EXERCISE DESCRIPTION
Go through the records line by line and work out how many lines hold the word "emergence". Answer with the number only.

DATA TO PROCESS
_____

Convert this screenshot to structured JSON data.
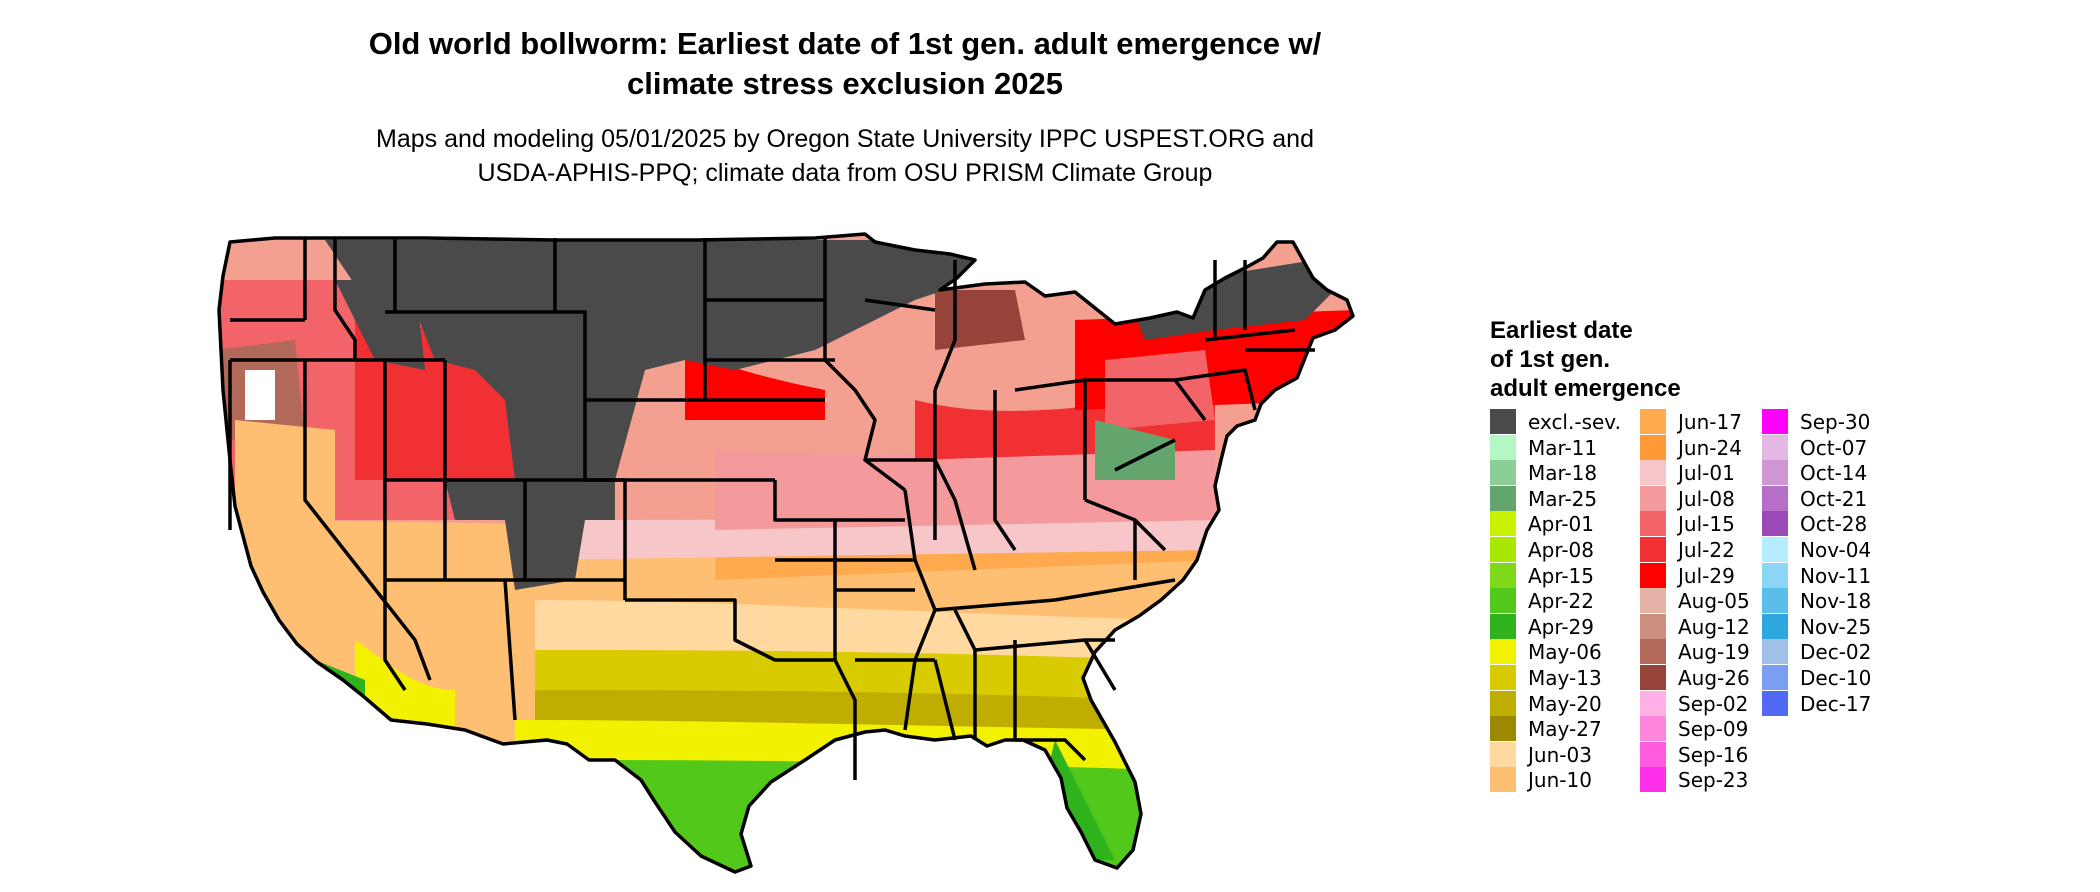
{
  "title_line1": "Old world bollworm: Earliest date of 1st gen. adult emergence w/",
  "title_line2": "climate stress exclusion 2025",
  "subtitle_line1": "Maps and modeling 05/01/2025 by Oregon State University IPPC USPEST.ORG and",
  "subtitle_line2": "USDA-APHIS-PPQ; climate data from OSU PRISM Climate Group",
  "legend": {
    "title_line1": "Earliest date",
    "title_line2": "of 1st gen.",
    "title_line3": "adult emergence",
    "columns": [
      [
        {
          "label": "excl.-sev.",
          "color": "#4a4a4a"
        },
        {
          "label": "Mar-11",
          "color": "#b3f7c4"
        },
        {
          "label": "Mar-18",
          "color": "#8ccf96"
        },
        {
          "label": "Mar-25",
          "color": "#63a56c"
        },
        {
          "label": "Apr-01",
          "color": "#c8f200"
        },
        {
          "label": "Apr-08",
          "color": "#a8e800"
        },
        {
          "label": "Apr-15",
          "color": "#7fd81a"
        },
        {
          "label": "Apr-22",
          "color": "#52c81a"
        },
        {
          "label": "Apr-29",
          "color": "#2fb31c"
        },
        {
          "label": "May-06",
          "color": "#f2f200"
        },
        {
          "label": "May-13",
          "color": "#d8cc00"
        },
        {
          "label": "May-20",
          "color": "#bfae00"
        },
        {
          "label": "May-27",
          "color": "#9b8a00"
        },
        {
          "label": "Jun-03",
          "color": "#ffd9a0"
        },
        {
          "label": "Jun-10",
          "color": "#ffbf72"
        }
      ],
      [
        {
          "label": "Jun-17",
          "color": "#ffaa4e"
        },
        {
          "label": "Jun-24",
          "color": "#ff9836"
        },
        {
          "label": "Jul-01",
          "color": "#f7c6c8"
        },
        {
          "label": "Jul-08",
          "color": "#f49a9c"
        },
        {
          "label": "Jul-15",
          "color": "#f26467"
        },
        {
          "label": "Jul-22",
          "color": "#f03033"
        },
        {
          "label": "Jul-29",
          "color": "#ff0000"
        },
        {
          "label": "Aug-05",
          "color": "#e4b2a6"
        },
        {
          "label": "Aug-12",
          "color": "#cc8e7e"
        },
        {
          "label": "Aug-19",
          "color": "#b3695a"
        },
        {
          "label": "Aug-26",
          "color": "#96443a"
        },
        {
          "label": "Sep-02",
          "color": "#ffb0e4"
        },
        {
          "label": "Sep-09",
          "color": "#ff86dc"
        },
        {
          "label": "Sep-16",
          "color": "#ff5ae0"
        },
        {
          "label": "Sep-23",
          "color": "#ff2ee8"
        }
      ],
      [
        {
          "label": "Sep-30",
          "color": "#ff00ff"
        },
        {
          "label": "Oct-07",
          "color": "#e4b8e4"
        },
        {
          "label": "Oct-14",
          "color": "#cf96d4"
        },
        {
          "label": "Oct-21",
          "color": "#b56fc8"
        },
        {
          "label": "Oct-28",
          "color": "#9a49b6"
        },
        {
          "label": "Nov-04",
          "color": "#b6ecff"
        },
        {
          "label": "Nov-11",
          "color": "#8ad6f4"
        },
        {
          "label": "Nov-18",
          "color": "#5bbdea"
        },
        {
          "label": "Nov-25",
          "color": "#2ea6de"
        },
        {
          "label": "Dec-02",
          "color": "#a0c0ea"
        },
        {
          "label": "Dec-10",
          "color": "#7a9ef0"
        },
        {
          "label": "Dec-17",
          "color": "#5068f2"
        }
      ]
    ]
  },
  "map_colors": {
    "excluded": "#4a4a4a",
    "border": "#000000"
  }
}
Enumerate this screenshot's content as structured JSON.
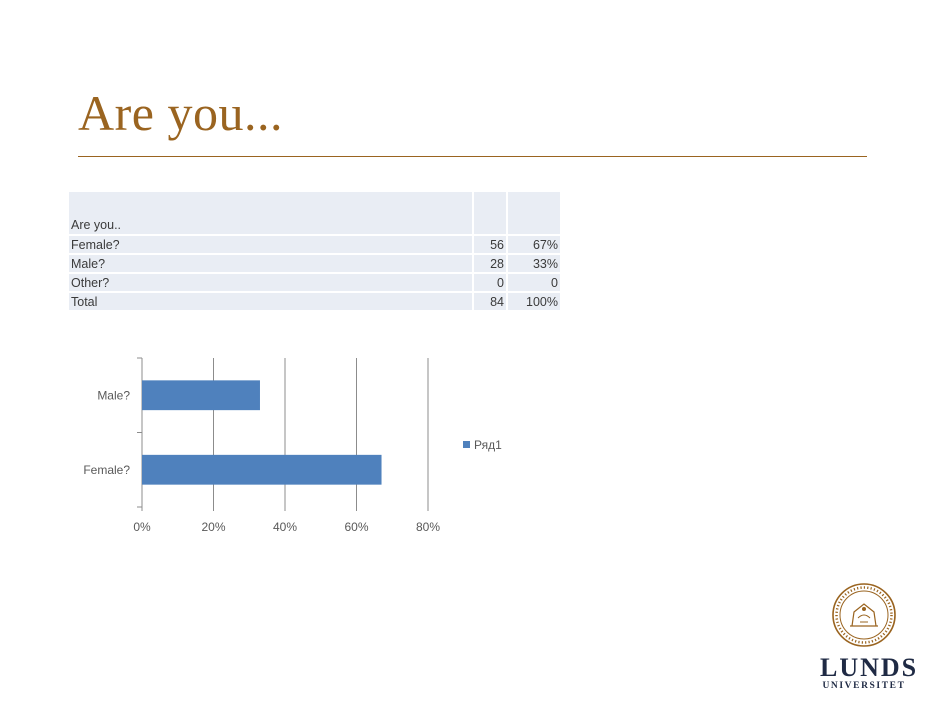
{
  "slide": {
    "title": "Are you..."
  },
  "table": {
    "header": "Are you..",
    "rows": [
      {
        "label": "Female?",
        "count": "56",
        "percent": "67%"
      },
      {
        "label": "Male?",
        "count": "28",
        "percent": "33%"
      },
      {
        "label": "Other?",
        "count": "0",
        "percent": "0"
      },
      {
        "label": "Total",
        "count": "84",
        "percent": "100%"
      }
    ]
  },
  "chart_data": {
    "type": "bar",
    "orientation": "horizontal",
    "categories": [
      "Female?",
      "Male?"
    ],
    "series": [
      {
        "name": "Ряд1",
        "values": [
          0.67,
          0.33
        ],
        "color": "#4f81bd"
      }
    ],
    "xlim": [
      0,
      0.8
    ],
    "xticks": [
      "0%",
      "20%",
      "40%",
      "60%",
      "80%"
    ],
    "grid": "vertical",
    "legend_position": "right",
    "title": "",
    "xlabel": "",
    "ylabel": ""
  },
  "logo": {
    "line1": "LUNDS",
    "line2": "UNIVERSITET"
  },
  "colors": {
    "title": "#9a6420",
    "table_cell": "#e9edf4",
    "bar": "#4f81bd",
    "logo": "#1f2a44"
  }
}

_____

RESULT OF THIS TASK
2